- **Problem**
Scan the entries below and extract each line with the word "this" in it.

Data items
————

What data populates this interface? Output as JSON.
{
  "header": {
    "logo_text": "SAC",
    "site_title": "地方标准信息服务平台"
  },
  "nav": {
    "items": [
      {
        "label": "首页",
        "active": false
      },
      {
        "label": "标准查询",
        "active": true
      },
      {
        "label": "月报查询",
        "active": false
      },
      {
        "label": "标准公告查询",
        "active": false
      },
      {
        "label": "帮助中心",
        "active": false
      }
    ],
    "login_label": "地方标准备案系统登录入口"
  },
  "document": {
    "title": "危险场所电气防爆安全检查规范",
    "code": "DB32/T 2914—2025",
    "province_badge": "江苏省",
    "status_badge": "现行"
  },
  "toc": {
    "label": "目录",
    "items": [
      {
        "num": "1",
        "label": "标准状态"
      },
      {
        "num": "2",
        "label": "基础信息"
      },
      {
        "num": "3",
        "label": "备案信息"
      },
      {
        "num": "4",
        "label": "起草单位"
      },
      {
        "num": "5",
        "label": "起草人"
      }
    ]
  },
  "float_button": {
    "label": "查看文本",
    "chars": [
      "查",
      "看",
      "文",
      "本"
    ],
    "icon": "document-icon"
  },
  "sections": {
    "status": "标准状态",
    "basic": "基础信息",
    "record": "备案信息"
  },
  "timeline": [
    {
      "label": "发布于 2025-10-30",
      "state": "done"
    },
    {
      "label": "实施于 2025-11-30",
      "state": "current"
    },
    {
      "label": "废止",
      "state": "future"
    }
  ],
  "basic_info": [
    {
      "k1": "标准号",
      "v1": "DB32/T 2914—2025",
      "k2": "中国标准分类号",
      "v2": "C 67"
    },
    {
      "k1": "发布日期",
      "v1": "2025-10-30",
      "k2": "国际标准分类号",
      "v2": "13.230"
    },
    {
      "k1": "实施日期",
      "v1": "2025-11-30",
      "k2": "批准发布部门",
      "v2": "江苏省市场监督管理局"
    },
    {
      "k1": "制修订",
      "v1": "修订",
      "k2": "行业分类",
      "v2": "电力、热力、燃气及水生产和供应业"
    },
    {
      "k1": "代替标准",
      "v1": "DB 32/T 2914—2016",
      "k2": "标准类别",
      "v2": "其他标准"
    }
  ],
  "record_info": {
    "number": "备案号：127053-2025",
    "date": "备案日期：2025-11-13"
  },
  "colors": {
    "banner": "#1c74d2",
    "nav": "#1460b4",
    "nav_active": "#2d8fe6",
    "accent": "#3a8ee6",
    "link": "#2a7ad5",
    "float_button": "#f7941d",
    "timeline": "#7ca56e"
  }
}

————

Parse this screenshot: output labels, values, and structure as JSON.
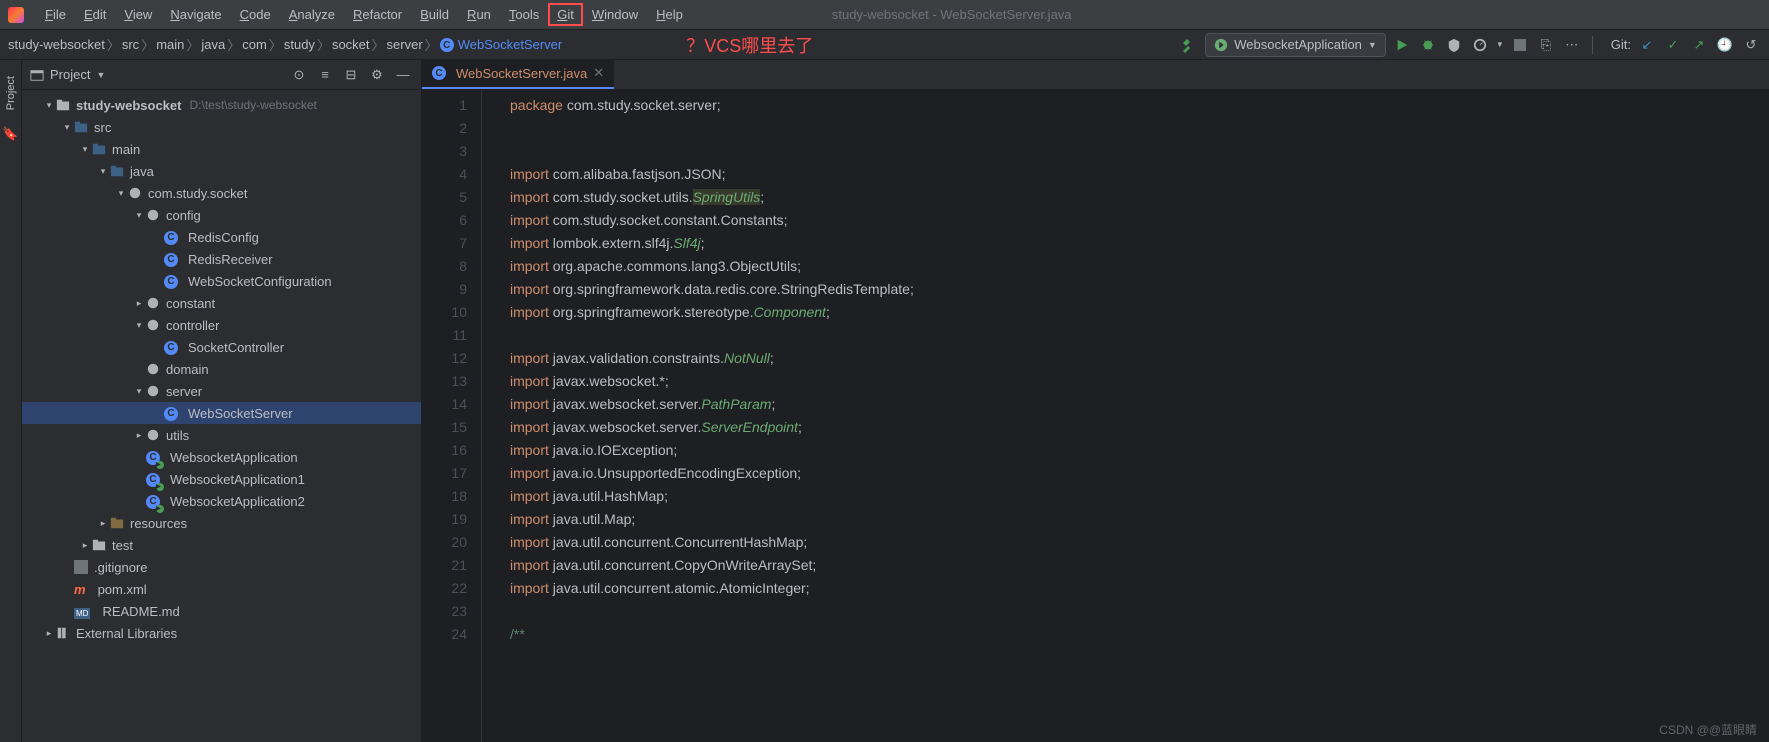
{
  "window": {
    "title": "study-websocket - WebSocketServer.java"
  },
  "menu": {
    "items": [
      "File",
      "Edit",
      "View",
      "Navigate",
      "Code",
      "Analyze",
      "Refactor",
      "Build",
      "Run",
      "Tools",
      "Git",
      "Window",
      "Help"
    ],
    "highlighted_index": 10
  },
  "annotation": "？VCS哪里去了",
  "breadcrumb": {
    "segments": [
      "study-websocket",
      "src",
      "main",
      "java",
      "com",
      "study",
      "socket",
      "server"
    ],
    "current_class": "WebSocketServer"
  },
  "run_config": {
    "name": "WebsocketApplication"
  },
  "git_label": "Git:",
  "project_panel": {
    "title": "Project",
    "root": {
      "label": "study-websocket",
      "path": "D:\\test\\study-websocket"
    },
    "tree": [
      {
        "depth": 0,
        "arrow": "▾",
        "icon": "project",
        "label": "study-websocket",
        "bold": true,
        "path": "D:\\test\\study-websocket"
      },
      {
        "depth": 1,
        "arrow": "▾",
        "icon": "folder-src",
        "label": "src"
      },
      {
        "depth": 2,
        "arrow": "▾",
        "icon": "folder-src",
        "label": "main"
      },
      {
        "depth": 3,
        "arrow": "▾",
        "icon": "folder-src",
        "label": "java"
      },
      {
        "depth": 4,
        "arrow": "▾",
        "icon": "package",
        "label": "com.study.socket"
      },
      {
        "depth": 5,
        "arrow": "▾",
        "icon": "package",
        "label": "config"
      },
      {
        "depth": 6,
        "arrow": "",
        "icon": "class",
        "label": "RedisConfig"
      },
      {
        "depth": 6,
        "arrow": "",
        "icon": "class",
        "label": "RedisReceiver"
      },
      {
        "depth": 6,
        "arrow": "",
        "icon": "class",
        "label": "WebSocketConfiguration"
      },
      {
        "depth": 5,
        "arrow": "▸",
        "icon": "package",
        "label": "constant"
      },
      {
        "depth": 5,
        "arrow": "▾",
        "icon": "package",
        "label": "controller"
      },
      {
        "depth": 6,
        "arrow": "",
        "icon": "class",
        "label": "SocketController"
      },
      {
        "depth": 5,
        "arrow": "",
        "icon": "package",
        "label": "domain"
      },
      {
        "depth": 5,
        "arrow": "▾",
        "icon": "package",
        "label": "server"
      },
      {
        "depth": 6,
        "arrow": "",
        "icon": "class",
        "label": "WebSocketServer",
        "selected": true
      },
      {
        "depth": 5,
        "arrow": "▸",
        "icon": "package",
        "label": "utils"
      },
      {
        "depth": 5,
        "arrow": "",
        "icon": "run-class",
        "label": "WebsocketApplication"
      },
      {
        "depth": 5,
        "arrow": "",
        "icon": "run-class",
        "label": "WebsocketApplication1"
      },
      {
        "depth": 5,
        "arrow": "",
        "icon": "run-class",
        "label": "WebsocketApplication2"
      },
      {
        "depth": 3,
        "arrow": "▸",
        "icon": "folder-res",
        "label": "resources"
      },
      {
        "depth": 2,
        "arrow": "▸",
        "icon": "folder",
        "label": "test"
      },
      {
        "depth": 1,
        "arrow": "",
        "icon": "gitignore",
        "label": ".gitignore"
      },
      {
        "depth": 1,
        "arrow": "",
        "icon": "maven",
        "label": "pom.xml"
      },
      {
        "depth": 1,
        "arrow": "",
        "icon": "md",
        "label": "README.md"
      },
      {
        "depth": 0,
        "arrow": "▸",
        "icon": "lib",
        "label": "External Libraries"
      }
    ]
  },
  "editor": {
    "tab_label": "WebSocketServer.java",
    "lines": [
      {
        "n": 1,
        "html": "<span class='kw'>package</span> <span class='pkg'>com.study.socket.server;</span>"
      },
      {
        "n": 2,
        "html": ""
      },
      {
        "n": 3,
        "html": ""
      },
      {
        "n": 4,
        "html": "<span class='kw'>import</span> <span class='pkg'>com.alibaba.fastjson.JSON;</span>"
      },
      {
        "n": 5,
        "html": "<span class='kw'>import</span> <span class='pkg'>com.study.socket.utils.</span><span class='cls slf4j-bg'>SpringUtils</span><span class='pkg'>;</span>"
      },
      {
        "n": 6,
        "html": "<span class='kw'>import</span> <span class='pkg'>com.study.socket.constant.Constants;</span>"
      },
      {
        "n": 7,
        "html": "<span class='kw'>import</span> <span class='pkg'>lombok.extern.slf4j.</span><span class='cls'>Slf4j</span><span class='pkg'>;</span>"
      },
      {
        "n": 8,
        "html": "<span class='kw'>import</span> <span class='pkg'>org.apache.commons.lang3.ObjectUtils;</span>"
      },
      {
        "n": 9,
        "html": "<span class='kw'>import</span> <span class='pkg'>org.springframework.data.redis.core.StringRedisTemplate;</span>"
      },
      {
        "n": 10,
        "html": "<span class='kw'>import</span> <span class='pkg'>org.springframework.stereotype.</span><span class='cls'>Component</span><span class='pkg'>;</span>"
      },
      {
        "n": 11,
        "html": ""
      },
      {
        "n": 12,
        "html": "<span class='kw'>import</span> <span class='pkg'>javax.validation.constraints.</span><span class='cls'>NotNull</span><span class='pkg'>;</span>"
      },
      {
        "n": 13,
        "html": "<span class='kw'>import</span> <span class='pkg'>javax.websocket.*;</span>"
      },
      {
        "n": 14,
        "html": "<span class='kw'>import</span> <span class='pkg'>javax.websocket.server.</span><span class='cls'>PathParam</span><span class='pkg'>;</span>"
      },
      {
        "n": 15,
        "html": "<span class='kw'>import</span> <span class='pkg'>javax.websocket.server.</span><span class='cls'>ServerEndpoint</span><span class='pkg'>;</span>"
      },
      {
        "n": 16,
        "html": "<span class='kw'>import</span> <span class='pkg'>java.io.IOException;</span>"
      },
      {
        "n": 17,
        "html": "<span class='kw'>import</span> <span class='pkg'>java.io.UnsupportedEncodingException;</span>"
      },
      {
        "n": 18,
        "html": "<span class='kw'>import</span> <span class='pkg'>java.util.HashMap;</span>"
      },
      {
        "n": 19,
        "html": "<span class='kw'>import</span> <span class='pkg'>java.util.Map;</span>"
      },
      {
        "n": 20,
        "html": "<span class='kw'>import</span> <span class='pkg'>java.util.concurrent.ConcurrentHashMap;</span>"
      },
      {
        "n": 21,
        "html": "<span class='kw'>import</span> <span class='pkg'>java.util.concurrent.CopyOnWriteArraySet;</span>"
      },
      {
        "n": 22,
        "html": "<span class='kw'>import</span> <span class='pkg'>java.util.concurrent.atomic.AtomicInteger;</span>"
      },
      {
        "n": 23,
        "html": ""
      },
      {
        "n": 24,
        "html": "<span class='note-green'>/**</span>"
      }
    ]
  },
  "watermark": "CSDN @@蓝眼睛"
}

————

- **Solution to the problem**
What data populates this interface? Output as JSON.
Parse this screenshot: output labels, values, and structure as JSON.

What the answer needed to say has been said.